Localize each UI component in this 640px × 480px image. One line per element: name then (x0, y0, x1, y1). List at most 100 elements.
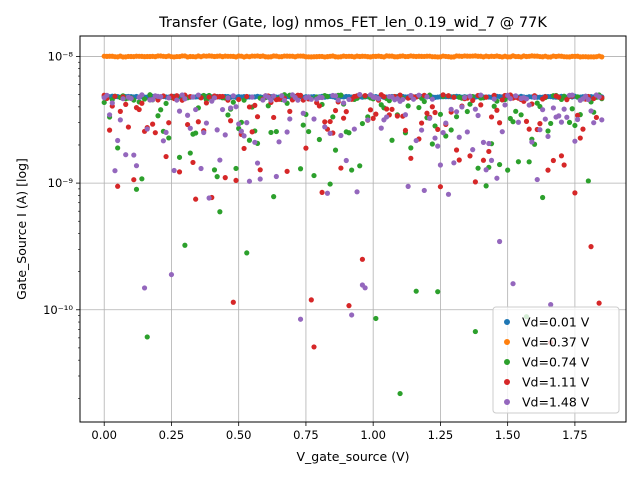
data-point (510, 281, 516, 287)
data-point (540, 107, 546, 113)
data-point (349, 312, 355, 318)
data-point (271, 194, 277, 200)
data-point (230, 93, 236, 99)
y-tick-label: 10⁻⁹ (48, 176, 74, 190)
data-point (308, 96, 314, 102)
data-point (424, 94, 430, 100)
data-point (569, 106, 575, 112)
data-point (397, 92, 403, 98)
data-point (141, 96, 148, 102)
data-point (580, 126, 586, 132)
data-point (531, 94, 538, 100)
data-point (332, 93, 339, 99)
data-point (222, 175, 228, 181)
data-point (467, 101, 473, 107)
data-point (160, 138, 166, 144)
data-point (163, 100, 169, 107)
data-point (300, 110, 306, 116)
data-point (365, 117, 371, 123)
data-point (163, 153, 169, 160)
data-point (319, 94, 325, 101)
data-point (427, 115, 433, 121)
data-point (303, 145, 309, 151)
data-point (346, 303, 352, 309)
data-point (241, 145, 247, 152)
data-point (572, 190, 578, 196)
data-point (384, 114, 390, 120)
data-point (599, 54, 605, 60)
data-point (133, 163, 140, 169)
data-point (128, 95, 134, 102)
data-point (448, 106, 454, 112)
data-point (184, 112, 191, 118)
data-point (397, 390, 403, 397)
data-point (233, 104, 239, 110)
data-point (354, 189, 360, 195)
data-point (155, 113, 161, 119)
x-tick-label: 0.25 (159, 428, 185, 442)
data-point (588, 108, 594, 114)
data-point (136, 106, 142, 113)
data-point (271, 114, 277, 121)
data-point (540, 194, 546, 201)
data-point (362, 93, 368, 99)
data-point (166, 120, 172, 126)
data-point (101, 99, 107, 106)
data-point (106, 112, 113, 118)
data-point (260, 97, 266, 103)
data-point (588, 244, 594, 250)
y-tick-label: 10⁻⁸ (48, 49, 74, 63)
x-tick-label: 0.00 (91, 428, 117, 442)
data-point (308, 297, 314, 303)
data-point (569, 92, 575, 98)
data-point (268, 97, 274, 103)
data-point (370, 115, 376, 121)
x-tick-label: 1.25 (428, 428, 454, 442)
x-tick-label: 0.50 (226, 428, 252, 442)
data-point (163, 129, 169, 135)
data-point (174, 97, 180, 103)
data-point (246, 137, 253, 143)
data-point (287, 108, 293, 114)
data-point (311, 344, 317, 350)
data-point (548, 301, 554, 308)
data-point (139, 92, 145, 98)
data-point (300, 122, 306, 128)
data-point (591, 95, 597, 102)
chart-title: Transfer (Gate, log) nmos_FET_len_0.19_w… (158, 15, 547, 31)
data-point (378, 125, 384, 131)
data-point (322, 124, 328, 130)
data-point (284, 129, 290, 135)
data-point (257, 176, 263, 182)
data-point (214, 174, 220, 180)
data-point (190, 94, 196, 100)
data-point (131, 152, 137, 158)
data-point (373, 111, 379, 117)
data-point (190, 159, 196, 166)
data-point (273, 173, 279, 180)
data-point (486, 140, 492, 147)
data-point (187, 125, 193, 131)
data-point (252, 139, 258, 145)
data-point (513, 108, 519, 114)
data-point (467, 93, 473, 99)
data-point (389, 106, 395, 112)
data-point (327, 130, 333, 137)
data-point (297, 166, 304, 172)
data-point (405, 103, 411, 109)
data-point (219, 106, 226, 113)
data-point (233, 177, 239, 184)
data-point (316, 103, 322, 109)
data-point (271, 93, 277, 99)
data-point (139, 100, 145, 106)
data-point (496, 120, 503, 126)
data-point (445, 191, 452, 197)
data-point (483, 167, 489, 173)
data-points (101, 53, 605, 397)
data-point (367, 107, 374, 113)
x-tick-label: 1.00 (360, 428, 386, 442)
data-point (252, 102, 258, 108)
data-point (437, 162, 444, 168)
data-point (150, 97, 156, 103)
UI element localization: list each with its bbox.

* What you are asked to do:
Pull out each line of the records above that contains the word "label".

* Response to the exercise:
y-tick-label: 10⁻⁹ (48, 176, 74, 190)
x-tick-label: 0.25 (159, 428, 185, 442)
y-tick-label: 10⁻⁸ (48, 49, 74, 63)
x-tick-label: 0.00 (91, 428, 117, 442)
x-tick-label: 1.25 (428, 428, 454, 442)
x-tick-label: 0.50 (226, 428, 252, 442)
x-tick-label: 1.00 (360, 428, 386, 442)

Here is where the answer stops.